— SET TASK —
The listing below is the input. Say how many of its lines contain "does", giving the number alone.

___ EXERCISE MATERIAL ___

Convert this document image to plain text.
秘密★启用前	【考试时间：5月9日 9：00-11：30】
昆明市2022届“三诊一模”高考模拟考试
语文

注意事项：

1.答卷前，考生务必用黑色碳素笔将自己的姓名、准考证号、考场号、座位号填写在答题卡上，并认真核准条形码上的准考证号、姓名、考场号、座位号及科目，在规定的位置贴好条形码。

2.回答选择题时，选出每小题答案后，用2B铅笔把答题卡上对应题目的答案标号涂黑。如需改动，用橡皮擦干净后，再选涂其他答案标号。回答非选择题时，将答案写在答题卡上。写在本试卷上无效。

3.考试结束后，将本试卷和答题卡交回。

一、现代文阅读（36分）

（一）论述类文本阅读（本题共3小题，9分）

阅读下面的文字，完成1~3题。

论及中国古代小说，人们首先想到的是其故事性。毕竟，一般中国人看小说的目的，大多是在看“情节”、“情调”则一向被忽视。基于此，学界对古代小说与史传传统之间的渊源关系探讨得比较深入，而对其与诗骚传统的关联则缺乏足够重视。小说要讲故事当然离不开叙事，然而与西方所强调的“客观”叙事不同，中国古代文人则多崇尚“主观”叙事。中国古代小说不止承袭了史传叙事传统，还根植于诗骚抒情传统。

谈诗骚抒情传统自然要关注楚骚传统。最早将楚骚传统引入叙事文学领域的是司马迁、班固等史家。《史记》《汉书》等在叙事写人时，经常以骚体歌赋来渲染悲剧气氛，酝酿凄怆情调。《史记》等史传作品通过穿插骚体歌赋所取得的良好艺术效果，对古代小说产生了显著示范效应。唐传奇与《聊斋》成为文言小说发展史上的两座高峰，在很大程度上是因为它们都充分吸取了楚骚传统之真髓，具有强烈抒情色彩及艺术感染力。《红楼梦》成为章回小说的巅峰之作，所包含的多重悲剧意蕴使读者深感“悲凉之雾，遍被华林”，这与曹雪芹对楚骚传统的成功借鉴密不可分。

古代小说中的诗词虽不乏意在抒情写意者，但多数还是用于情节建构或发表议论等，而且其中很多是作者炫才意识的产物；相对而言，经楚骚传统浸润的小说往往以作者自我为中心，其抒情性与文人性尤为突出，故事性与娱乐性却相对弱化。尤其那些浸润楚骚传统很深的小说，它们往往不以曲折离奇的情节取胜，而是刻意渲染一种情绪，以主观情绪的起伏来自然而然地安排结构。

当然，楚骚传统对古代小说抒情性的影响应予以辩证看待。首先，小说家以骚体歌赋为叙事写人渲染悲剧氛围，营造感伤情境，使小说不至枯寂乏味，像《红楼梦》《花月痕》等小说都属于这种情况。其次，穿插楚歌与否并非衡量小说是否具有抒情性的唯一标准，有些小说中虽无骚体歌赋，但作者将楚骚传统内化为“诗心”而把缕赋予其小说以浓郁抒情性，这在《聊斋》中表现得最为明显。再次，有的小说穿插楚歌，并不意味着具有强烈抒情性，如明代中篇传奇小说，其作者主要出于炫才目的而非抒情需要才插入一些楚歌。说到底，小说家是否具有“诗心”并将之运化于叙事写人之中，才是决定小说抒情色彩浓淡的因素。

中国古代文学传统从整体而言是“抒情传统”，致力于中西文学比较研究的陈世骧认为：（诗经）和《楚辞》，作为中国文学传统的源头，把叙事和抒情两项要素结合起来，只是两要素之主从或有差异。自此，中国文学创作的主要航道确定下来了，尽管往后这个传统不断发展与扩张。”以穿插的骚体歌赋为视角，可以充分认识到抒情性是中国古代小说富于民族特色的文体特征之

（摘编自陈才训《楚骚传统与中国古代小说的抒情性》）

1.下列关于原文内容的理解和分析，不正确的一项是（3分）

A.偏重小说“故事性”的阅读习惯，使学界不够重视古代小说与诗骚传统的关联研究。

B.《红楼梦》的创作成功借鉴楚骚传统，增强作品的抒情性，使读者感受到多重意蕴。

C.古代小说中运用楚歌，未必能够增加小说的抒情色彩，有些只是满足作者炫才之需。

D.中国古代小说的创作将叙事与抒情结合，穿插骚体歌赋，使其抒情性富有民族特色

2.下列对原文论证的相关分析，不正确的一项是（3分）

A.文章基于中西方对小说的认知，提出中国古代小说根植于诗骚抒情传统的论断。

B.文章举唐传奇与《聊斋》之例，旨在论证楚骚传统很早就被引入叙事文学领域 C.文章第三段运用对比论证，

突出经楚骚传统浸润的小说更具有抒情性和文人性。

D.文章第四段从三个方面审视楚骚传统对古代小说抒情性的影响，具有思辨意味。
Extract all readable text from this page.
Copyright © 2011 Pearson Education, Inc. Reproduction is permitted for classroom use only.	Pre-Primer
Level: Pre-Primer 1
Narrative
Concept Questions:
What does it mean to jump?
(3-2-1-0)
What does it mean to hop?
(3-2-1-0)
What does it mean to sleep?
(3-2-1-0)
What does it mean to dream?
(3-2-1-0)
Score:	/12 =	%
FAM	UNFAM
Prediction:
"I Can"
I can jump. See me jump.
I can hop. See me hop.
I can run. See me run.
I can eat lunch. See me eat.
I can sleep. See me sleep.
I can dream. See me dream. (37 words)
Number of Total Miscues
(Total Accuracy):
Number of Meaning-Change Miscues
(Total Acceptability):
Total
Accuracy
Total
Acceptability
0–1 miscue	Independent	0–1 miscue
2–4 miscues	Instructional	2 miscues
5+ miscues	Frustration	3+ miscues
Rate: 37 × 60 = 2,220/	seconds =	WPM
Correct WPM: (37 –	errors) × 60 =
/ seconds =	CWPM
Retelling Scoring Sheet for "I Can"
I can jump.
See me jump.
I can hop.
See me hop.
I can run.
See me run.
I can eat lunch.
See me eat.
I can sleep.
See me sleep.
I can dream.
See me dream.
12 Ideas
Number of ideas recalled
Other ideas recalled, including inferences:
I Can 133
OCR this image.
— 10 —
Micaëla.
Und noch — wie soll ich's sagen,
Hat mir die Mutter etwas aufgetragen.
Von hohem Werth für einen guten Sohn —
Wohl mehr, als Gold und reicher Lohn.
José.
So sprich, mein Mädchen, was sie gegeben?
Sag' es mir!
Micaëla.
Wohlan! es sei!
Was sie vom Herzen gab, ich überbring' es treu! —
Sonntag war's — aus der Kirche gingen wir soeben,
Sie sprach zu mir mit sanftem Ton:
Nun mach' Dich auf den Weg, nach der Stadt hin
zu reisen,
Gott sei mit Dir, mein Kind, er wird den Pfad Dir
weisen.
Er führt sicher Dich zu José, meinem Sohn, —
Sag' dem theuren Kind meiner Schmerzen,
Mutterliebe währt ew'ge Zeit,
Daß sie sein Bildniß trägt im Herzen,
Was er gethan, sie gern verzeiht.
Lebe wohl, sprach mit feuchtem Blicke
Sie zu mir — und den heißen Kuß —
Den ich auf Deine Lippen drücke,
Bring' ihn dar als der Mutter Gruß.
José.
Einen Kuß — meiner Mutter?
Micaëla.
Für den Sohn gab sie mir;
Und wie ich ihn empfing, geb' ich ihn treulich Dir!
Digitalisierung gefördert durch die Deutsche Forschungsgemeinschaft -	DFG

___

— REPLY TO THE TASK —
4